**MATERIAL PROVIDED:**
# # # # #

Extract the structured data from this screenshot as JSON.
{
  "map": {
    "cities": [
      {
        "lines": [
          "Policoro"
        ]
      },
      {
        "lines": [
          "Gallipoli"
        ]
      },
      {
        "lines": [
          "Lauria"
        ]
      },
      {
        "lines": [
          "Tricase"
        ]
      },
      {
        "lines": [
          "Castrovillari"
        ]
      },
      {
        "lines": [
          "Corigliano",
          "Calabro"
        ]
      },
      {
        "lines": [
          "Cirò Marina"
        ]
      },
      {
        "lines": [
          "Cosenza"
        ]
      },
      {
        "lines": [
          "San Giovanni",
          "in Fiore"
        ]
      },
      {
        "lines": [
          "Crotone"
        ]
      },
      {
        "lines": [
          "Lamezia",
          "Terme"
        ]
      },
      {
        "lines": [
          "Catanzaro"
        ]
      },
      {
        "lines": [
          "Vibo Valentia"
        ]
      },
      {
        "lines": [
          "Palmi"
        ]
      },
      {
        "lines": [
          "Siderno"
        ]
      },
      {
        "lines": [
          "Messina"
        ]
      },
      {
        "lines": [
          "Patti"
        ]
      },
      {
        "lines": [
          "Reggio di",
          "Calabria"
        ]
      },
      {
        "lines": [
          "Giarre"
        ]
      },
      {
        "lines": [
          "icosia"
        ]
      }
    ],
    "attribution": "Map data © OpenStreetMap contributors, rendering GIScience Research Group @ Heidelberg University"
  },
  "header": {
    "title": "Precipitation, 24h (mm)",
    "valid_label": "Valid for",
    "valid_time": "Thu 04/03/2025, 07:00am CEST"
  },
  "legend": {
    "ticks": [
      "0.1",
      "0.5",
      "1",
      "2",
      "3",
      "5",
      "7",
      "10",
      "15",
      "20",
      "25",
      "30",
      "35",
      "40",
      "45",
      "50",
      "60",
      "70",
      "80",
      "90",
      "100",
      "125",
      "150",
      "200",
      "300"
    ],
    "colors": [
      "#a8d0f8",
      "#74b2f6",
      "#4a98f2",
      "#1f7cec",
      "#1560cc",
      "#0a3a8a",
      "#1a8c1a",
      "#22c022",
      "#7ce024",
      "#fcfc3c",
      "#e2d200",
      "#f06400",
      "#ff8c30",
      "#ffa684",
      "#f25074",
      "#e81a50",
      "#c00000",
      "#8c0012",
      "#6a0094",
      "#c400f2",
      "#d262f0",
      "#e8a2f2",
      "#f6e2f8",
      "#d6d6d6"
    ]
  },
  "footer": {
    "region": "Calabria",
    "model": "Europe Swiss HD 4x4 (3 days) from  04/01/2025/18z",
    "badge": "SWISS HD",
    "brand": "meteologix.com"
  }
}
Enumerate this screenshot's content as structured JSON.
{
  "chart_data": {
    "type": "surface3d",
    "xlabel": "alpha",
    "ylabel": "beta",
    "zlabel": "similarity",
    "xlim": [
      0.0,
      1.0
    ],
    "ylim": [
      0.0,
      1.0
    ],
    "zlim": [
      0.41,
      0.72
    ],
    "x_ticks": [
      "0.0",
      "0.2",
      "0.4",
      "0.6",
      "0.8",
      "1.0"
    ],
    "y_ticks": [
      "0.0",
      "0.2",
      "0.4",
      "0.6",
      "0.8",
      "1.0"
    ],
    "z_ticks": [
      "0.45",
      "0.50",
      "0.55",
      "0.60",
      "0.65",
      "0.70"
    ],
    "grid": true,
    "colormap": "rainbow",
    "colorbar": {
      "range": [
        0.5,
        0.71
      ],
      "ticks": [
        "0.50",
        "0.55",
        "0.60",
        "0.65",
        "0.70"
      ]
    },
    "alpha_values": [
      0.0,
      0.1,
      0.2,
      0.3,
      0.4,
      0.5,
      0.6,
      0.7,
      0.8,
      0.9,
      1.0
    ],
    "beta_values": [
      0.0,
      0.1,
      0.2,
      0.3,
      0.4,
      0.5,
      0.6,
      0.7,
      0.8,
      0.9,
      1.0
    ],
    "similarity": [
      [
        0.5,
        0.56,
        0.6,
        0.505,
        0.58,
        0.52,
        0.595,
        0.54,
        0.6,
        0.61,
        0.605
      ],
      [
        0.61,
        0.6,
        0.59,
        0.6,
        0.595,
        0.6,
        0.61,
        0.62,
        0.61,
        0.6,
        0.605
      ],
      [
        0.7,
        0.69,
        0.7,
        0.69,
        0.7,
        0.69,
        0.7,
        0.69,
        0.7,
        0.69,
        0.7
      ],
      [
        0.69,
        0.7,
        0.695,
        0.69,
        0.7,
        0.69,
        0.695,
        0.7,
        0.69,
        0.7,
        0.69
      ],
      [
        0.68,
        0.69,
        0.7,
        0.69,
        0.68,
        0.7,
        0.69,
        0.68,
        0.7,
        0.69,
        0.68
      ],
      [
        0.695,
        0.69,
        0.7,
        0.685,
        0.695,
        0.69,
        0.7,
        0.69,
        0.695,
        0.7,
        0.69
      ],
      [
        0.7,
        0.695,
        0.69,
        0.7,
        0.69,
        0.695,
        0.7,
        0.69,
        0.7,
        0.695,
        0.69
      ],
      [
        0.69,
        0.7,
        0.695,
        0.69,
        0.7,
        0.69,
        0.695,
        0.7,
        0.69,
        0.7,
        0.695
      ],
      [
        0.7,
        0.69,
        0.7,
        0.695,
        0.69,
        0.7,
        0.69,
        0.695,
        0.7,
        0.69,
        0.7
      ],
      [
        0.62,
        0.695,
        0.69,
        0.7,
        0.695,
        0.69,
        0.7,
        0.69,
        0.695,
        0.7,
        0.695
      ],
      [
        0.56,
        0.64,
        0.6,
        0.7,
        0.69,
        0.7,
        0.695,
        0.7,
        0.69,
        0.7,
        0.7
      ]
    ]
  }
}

# # # # #

**EXERCISE INSTRUCTIONS:** Give every line of the material that includes the string "this".

**FULL OUTPUT:**
Extract the structured data from this screenshot as JSON.
Enumerate this screenshot's content as structured JSON.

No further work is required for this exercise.